Written exercise: Locate the lines of the listing below that hold "Family", then copy each of them.

────

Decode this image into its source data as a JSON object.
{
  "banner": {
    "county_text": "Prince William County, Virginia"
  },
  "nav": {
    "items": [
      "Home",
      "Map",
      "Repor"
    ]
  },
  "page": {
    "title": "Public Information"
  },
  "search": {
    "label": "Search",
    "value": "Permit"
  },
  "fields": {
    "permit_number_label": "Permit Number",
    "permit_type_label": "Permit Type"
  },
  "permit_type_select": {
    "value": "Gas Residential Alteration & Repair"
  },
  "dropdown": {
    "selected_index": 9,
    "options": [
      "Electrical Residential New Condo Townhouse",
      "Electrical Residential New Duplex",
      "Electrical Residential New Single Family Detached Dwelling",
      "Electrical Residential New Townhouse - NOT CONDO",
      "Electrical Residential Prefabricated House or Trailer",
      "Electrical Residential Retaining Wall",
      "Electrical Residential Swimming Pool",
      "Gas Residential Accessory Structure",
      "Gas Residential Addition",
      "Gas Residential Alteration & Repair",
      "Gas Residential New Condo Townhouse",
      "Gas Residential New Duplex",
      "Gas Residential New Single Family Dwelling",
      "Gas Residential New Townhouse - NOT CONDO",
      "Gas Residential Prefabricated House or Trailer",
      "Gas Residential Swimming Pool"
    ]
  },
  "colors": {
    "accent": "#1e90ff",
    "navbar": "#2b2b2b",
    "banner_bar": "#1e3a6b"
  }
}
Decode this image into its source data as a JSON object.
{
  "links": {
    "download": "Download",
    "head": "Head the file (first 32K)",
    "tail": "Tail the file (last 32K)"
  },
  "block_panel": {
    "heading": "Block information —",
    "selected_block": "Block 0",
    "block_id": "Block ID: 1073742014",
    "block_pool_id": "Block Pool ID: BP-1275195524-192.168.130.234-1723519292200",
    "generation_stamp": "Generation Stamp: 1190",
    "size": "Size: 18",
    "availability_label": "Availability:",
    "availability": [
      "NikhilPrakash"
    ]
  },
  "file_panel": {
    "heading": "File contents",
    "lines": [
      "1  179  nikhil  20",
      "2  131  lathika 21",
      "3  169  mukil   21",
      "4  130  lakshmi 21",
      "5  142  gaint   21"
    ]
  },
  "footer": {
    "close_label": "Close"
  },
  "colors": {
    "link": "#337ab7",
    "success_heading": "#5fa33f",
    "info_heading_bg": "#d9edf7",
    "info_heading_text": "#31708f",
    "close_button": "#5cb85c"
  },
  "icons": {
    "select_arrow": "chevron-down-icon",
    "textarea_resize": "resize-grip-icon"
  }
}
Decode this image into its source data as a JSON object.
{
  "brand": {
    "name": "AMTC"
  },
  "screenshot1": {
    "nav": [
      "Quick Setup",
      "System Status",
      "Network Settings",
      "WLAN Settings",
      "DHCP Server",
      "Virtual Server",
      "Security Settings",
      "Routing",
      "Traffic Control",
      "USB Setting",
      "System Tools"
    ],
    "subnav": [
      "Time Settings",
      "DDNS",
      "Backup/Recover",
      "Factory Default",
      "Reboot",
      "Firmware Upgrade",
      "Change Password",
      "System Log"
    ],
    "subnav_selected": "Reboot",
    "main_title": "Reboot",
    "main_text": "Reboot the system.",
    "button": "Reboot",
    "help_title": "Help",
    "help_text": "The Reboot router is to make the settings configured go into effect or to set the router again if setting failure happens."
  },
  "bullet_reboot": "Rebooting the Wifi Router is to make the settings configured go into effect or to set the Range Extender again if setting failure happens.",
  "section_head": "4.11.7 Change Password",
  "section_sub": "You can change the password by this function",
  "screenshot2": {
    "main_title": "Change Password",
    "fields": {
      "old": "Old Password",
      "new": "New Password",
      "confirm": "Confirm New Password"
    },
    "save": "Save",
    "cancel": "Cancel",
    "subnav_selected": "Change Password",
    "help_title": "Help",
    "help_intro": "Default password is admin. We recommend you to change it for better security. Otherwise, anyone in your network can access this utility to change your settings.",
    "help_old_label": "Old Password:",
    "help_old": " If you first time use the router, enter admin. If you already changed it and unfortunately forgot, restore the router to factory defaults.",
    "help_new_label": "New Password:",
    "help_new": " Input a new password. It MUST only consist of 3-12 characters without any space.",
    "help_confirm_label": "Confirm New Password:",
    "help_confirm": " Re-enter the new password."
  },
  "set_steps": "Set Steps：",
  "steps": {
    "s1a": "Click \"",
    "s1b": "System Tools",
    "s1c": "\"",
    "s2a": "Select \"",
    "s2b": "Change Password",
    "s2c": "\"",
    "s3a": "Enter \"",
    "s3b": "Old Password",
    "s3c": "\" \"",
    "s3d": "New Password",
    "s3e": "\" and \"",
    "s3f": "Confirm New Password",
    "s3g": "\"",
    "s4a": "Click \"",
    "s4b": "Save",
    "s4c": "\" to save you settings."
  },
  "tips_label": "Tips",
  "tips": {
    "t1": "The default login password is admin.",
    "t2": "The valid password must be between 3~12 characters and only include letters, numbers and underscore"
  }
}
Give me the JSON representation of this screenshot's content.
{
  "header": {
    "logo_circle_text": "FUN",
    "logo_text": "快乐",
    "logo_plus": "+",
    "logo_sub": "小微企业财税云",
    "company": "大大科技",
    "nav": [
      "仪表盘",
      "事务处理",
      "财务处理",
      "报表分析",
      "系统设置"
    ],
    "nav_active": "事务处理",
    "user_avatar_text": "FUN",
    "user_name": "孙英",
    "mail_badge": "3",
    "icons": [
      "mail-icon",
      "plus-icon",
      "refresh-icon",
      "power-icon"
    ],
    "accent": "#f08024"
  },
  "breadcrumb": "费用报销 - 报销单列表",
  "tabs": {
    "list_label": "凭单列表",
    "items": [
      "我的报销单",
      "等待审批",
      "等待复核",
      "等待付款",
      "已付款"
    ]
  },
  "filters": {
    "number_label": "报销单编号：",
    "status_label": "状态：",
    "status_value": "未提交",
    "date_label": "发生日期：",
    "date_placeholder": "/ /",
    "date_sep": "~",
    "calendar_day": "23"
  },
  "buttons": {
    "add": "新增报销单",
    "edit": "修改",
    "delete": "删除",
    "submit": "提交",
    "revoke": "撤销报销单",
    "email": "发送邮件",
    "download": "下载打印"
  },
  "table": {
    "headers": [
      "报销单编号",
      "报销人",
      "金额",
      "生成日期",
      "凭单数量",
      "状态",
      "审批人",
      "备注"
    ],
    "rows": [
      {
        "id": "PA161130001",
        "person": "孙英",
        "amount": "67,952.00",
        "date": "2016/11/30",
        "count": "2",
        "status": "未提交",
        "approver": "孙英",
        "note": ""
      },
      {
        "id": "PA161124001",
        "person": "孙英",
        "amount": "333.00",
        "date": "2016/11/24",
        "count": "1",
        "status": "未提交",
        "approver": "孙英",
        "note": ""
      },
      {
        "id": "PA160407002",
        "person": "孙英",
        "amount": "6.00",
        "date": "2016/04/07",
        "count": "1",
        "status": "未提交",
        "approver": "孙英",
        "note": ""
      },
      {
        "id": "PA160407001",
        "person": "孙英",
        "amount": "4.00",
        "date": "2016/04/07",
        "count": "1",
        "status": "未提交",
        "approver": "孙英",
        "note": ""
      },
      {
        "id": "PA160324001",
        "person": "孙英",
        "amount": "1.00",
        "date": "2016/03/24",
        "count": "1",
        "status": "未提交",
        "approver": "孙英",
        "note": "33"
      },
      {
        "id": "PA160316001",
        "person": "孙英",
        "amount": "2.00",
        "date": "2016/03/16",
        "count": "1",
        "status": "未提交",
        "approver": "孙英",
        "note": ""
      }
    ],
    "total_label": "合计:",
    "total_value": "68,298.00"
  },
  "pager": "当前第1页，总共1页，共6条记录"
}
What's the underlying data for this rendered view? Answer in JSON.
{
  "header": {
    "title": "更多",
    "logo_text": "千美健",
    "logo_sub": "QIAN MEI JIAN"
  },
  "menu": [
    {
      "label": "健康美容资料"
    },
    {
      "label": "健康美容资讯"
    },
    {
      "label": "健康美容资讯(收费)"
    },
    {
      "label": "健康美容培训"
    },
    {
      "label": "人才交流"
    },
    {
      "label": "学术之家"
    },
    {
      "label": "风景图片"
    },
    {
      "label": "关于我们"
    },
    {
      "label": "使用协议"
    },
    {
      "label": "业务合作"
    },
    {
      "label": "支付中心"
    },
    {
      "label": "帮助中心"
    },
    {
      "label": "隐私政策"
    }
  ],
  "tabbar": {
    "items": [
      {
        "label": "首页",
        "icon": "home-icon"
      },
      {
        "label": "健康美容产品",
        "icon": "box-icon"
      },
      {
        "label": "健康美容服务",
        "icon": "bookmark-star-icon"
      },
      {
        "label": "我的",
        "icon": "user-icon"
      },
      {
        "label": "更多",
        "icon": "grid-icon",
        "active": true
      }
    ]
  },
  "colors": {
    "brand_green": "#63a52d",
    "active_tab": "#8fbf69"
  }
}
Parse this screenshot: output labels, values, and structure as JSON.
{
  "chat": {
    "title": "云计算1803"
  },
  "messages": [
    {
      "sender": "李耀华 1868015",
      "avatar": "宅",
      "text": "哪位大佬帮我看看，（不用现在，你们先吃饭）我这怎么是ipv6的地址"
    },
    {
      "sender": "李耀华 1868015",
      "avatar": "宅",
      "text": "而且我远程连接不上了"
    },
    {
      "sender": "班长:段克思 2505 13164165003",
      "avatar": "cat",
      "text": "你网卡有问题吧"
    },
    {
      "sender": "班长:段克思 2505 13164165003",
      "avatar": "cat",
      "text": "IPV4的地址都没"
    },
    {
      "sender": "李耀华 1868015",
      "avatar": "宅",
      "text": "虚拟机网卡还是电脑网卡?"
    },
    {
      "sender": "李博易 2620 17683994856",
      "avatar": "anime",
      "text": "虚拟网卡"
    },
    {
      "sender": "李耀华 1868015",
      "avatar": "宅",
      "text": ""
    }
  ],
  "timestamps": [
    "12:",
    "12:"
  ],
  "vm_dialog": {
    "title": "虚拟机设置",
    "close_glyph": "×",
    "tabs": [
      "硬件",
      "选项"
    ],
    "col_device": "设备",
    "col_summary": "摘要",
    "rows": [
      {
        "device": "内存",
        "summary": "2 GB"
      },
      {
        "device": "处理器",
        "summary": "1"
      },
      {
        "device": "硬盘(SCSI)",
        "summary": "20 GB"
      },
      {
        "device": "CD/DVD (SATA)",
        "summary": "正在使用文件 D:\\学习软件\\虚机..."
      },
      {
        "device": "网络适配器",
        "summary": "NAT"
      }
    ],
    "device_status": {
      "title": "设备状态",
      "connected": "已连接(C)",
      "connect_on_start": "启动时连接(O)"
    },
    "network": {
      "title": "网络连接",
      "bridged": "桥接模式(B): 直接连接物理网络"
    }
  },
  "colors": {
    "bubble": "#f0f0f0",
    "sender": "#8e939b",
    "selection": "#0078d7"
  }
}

────

Task response:
      "Electrical Residential New Single Family Detached Dwelling",
      "Gas Residential New Single Family Dwelling",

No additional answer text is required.